PROBLEM DESCRIPTION
Copy each line below that includes "يكثر".

[Source records]

======

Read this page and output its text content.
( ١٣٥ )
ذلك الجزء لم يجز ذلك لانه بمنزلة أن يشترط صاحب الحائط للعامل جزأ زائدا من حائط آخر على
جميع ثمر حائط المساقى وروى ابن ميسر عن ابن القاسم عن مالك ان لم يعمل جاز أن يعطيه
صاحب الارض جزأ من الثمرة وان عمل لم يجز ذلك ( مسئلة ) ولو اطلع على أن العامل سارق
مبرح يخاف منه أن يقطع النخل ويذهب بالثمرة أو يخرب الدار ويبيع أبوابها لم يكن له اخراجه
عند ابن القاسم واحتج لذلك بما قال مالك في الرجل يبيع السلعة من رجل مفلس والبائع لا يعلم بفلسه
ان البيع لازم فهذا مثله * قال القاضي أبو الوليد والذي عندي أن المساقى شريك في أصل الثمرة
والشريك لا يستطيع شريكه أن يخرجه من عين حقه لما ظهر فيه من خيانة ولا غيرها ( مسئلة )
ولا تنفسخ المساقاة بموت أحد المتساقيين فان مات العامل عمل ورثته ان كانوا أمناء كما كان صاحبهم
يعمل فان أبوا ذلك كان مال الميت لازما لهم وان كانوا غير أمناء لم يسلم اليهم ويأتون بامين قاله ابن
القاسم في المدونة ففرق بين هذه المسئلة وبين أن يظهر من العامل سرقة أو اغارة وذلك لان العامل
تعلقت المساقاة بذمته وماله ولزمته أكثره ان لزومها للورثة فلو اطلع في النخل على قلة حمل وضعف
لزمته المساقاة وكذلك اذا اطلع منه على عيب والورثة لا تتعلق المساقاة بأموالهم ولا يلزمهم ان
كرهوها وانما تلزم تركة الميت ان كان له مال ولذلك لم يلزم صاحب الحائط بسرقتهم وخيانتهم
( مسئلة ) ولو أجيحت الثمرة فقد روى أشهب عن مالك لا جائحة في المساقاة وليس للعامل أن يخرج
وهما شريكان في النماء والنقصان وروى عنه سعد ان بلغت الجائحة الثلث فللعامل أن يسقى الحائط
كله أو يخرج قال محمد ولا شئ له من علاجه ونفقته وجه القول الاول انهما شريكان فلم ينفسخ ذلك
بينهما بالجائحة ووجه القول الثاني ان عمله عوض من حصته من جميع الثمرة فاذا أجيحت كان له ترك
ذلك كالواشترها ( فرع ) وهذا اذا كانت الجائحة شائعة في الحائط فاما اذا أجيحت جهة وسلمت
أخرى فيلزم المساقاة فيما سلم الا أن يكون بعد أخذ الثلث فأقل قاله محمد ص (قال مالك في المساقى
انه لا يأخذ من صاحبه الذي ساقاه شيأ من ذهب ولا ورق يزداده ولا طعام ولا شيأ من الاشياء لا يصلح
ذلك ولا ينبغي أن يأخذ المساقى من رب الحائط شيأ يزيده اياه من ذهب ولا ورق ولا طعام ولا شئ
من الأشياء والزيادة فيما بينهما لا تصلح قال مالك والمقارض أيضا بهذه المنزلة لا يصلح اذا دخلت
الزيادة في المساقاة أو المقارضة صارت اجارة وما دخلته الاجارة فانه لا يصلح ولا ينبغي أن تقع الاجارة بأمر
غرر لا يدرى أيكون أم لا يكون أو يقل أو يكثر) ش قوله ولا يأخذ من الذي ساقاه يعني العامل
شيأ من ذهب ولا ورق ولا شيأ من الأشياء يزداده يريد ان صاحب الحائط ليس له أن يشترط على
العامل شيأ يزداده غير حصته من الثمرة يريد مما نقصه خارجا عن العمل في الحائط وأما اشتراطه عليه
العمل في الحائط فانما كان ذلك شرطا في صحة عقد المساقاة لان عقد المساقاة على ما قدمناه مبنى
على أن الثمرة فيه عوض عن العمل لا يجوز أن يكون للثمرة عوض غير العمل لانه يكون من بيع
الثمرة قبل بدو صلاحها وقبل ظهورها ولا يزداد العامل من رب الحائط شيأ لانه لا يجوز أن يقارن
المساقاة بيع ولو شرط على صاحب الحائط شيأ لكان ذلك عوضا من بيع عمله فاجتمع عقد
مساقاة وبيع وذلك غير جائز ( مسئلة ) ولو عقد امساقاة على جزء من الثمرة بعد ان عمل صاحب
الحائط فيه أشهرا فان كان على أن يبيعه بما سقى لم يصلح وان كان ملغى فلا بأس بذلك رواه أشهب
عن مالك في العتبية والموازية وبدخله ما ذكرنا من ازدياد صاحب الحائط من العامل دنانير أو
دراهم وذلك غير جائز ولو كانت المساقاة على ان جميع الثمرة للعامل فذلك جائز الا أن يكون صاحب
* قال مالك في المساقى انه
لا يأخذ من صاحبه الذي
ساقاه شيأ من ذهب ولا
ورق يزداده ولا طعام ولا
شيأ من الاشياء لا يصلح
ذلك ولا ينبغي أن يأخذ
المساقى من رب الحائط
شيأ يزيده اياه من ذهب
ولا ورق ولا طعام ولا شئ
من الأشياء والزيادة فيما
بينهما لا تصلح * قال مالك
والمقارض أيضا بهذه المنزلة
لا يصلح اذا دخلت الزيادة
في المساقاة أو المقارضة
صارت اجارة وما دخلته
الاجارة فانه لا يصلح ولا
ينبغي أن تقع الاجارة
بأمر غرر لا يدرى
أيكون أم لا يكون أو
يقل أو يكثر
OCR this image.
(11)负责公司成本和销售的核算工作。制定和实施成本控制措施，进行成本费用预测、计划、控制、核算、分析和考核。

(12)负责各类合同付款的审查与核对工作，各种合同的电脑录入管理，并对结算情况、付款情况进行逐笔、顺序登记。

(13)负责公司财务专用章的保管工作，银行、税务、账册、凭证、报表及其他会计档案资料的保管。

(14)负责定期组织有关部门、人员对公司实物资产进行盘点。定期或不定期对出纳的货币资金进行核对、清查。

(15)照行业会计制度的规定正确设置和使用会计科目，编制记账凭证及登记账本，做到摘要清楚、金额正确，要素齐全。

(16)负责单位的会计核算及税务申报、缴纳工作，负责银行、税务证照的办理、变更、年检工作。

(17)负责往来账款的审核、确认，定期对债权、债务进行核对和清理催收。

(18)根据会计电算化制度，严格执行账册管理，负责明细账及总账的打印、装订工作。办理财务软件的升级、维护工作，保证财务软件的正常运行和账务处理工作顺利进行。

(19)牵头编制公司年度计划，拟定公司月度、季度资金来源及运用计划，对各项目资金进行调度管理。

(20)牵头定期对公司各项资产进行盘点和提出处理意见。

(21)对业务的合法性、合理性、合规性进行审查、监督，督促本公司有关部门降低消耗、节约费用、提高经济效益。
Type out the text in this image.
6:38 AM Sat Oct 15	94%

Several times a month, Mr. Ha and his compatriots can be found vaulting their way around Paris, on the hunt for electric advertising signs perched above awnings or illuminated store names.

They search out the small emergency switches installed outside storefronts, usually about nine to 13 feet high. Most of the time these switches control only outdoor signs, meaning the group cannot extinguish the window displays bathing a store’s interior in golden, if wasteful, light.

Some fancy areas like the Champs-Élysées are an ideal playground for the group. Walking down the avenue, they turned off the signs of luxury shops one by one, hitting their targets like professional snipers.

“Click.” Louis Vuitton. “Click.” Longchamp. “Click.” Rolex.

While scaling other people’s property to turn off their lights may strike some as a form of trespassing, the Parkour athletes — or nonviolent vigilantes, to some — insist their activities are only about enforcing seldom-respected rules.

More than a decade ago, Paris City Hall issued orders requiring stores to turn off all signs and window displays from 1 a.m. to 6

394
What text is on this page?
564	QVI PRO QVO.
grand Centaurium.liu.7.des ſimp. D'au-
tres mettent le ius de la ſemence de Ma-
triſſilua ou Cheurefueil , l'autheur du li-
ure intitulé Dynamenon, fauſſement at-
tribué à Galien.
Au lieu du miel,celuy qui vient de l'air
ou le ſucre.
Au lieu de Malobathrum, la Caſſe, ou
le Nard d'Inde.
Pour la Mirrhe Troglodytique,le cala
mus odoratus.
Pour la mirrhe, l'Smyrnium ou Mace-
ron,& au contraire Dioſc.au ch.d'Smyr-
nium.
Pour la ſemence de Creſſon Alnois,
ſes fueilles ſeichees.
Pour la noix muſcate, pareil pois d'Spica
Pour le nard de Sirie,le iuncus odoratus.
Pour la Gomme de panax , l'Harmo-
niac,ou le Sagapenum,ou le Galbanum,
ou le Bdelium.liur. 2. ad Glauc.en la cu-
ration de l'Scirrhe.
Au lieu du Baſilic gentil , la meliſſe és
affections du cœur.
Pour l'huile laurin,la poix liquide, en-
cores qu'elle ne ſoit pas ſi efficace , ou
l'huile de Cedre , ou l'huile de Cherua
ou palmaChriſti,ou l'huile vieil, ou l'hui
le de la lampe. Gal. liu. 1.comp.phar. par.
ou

======

TASK ANSWER
غرر لا يدرى أيكون أم لا يكون أو يقل أو يكثر) ش قوله ولا يأخذ من الذي ساقاه يعني العامل
يقل أو يكثر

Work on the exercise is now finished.